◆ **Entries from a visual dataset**
══════════════════════════════
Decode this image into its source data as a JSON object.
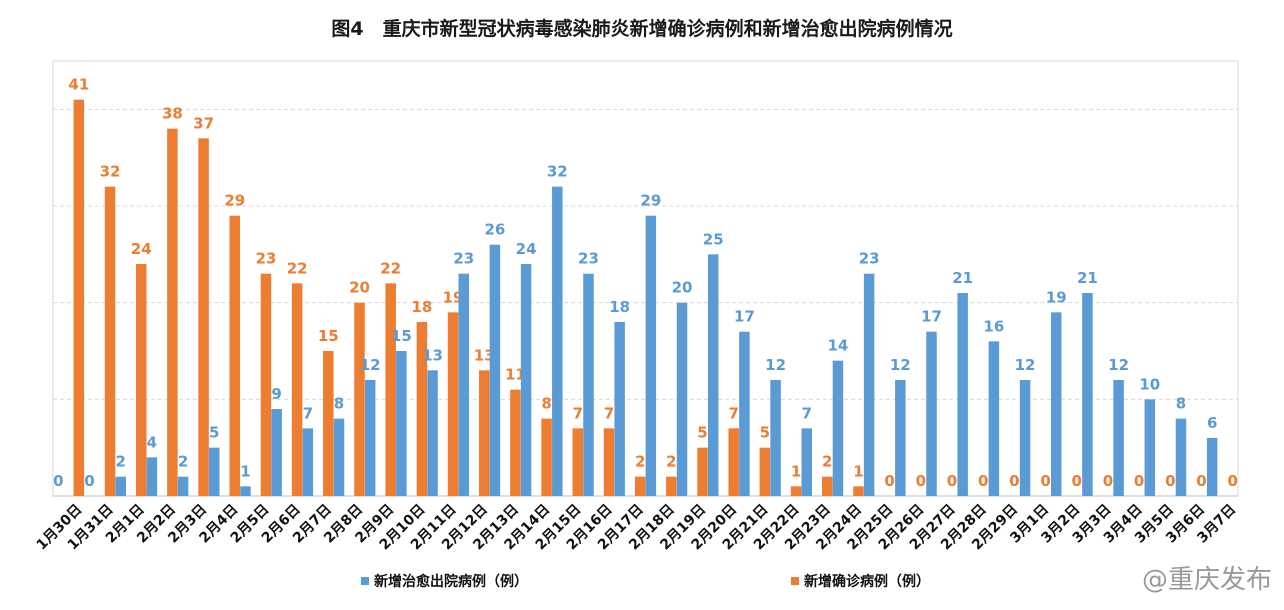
{
  "chart_data": {
    "type": "bar",
    "title": "图4　重庆市新型冠状病毒感染肺炎新增确诊病例和新增治愈出院病例情况",
    "categories": [
      "1月30日",
      "1月31日",
      "2月1日",
      "2月2日",
      "2月3日",
      "2月4日",
      "2月5日",
      "2月6日",
      "2月7日",
      "2月8日",
      "2月9日",
      "2月10日",
      "2月11日",
      "2月12日",
      "2月13日",
      "2月14日",
      "2月15日",
      "2月16日",
      "2月17日",
      "2月18日",
      "2月19日",
      "2月20日",
      "2月21日",
      "2月22日",
      "2月23日",
      "2月24日",
      "2月25日",
      "2月26日",
      "2月27日",
      "2月28日",
      "2月29日",
      "3月1日",
      "3月2日",
      "3月3日",
      "3月4日",
      "3月5日",
      "3月6日",
      "3月7日"
    ],
    "series": [
      {
        "name": "新增治愈出院病例（例）",
        "color": "#5b9bd5",
        "values": [
          0,
          0,
          2,
          4,
          2,
          5,
          1,
          9,
          7,
          8,
          12,
          15,
          13,
          23,
          26,
          24,
          32,
          23,
          18,
          29,
          20,
          25,
          17,
          12,
          7,
          14,
          23,
          12,
          17,
          21,
          16,
          12,
          19,
          21,
          12,
          10,
          8,
          6
        ]
      },
      {
        "name": "新增确诊病例（例）",
        "color": "#ed7d31",
        "values": [
          41,
          32,
          24,
          38,
          37,
          29,
          23,
          22,
          15,
          20,
          22,
          18,
          19,
          13,
          11,
          8,
          7,
          7,
          2,
          2,
          5,
          7,
          5,
          1,
          2,
          1,
          0,
          0,
          0,
          0,
          0,
          0,
          0,
          0,
          0,
          0,
          0,
          0
        ]
      }
    ],
    "ylim": [
      0,
      45
    ],
    "grid": true,
    "legend": "bottom",
    "data_labels": true
  },
  "watermark": "@重庆发布"
}
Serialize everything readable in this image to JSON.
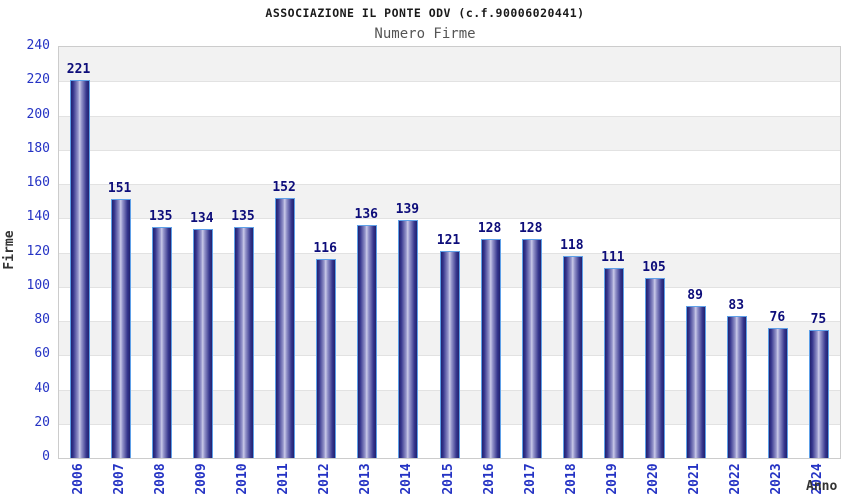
{
  "header": {
    "title": "ASSOCIAZIONE IL PONTE ODV (c.f.90006020441)",
    "subtitle": "Numero Firme"
  },
  "chart_data": {
    "type": "bar",
    "title": "ASSOCIAZIONE IL PONTE ODV (c.f.90006020441)",
    "subtitle": "Numero Firme",
    "xlabel": "Anno",
    "ylabel": "Firme",
    "categories": [
      "2006",
      "2007",
      "2008",
      "2009",
      "2010",
      "2011",
      "2012",
      "2013",
      "2014",
      "2015",
      "2016",
      "2017",
      "2018",
      "2019",
      "2020",
      "2021",
      "2022",
      "2023",
      "2024"
    ],
    "values": [
      221,
      151,
      135,
      134,
      135,
      152,
      116,
      136,
      139,
      121,
      128,
      128,
      118,
      111,
      105,
      89,
      83,
      76,
      75
    ],
    "ylim": [
      0,
      240
    ],
    "ytick_step": 20,
    "yticks": [
      0,
      20,
      40,
      60,
      80,
      100,
      120,
      140,
      160,
      180,
      200,
      220,
      240
    ],
    "grid": "horizontal-bands-alternating",
    "legend": "none",
    "colors": {
      "axis_label_blue": "#2533c4",
      "value_label_navy": "#0d0d7a",
      "band_gray": "#f2f2f2",
      "grid_line": "#e2e2e2",
      "plot_border": "#cccccc",
      "bar_dark": "#22226f",
      "bar_mid": "#9797cc",
      "bar_highlight": "#cacae9",
      "bar_border": "#5ea0e8",
      "title_color": "#1a1a1a",
      "subtitle_color": "#555555",
      "axis_title_color": "#333333"
    }
  }
}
══════════════════════════════
◆ **EXERCISE PROMPT**
Restate word for word only the lines from the one with "Serialize everything readable" through the last line of the material, both included. Any picture should be left out.

◆ **RESPONSE TO THE TASK**
Serialize everything readable in this image to JSON.
{
  "header": {
    "title": "ASSOCIAZIONE IL PONTE ODV (c.f.90006020441)",
    "subtitle": "Numero Firme"
  },
  "chart_data": {
    "type": "bar",
    "title": "ASSOCIAZIONE IL PONTE ODV (c.f.90006020441)",
    "subtitle": "Numero Firme",
    "xlabel": "Anno",
    "ylabel": "Firme",
    "categories": [
      "2006",
      "2007",
      "2008",
      "2009",
      "2010",
      "2011",
      "2012",
      "2013",
      "2014",
      "2015",
      "2016",
      "2017",
      "2018",
      "2019",
      "2020",
      "2021",
      "2022",
      "2023",
      "2024"
    ],
    "values": [
      221,
      151,
      135,
      134,
      135,
      152,
      116,
      136,
      139,
      121,
      128,
      128,
      118,
      111,
      105,
      89,
      83,
      76,
      75
    ],
    "ylim": [
      0,
      240
    ],
    "ytick_step": 20,
    "yticks": [
      0,
      20,
      40,
      60,
      80,
      100,
      120,
      140,
      160,
      180,
      200,
      220,
      240
    ],
    "grid": "horizontal-bands-alternating",
    "legend": "none",
    "colors": {
      "axis_label_blue": "#2533c4",
      "value_label_navy": "#0d0d7a",
      "band_gray": "#f2f2f2",
      "grid_line": "#e2e2e2",
      "plot_border": "#cccccc",
      "bar_dark": "#22226f",
      "bar_mid": "#9797cc",
      "bar_highlight": "#cacae9",
      "bar_border": "#5ea0e8",
      "title_color": "#1a1a1a",
      "subtitle_color": "#555555",
      "axis_title_color": "#333333"
    }
  }
}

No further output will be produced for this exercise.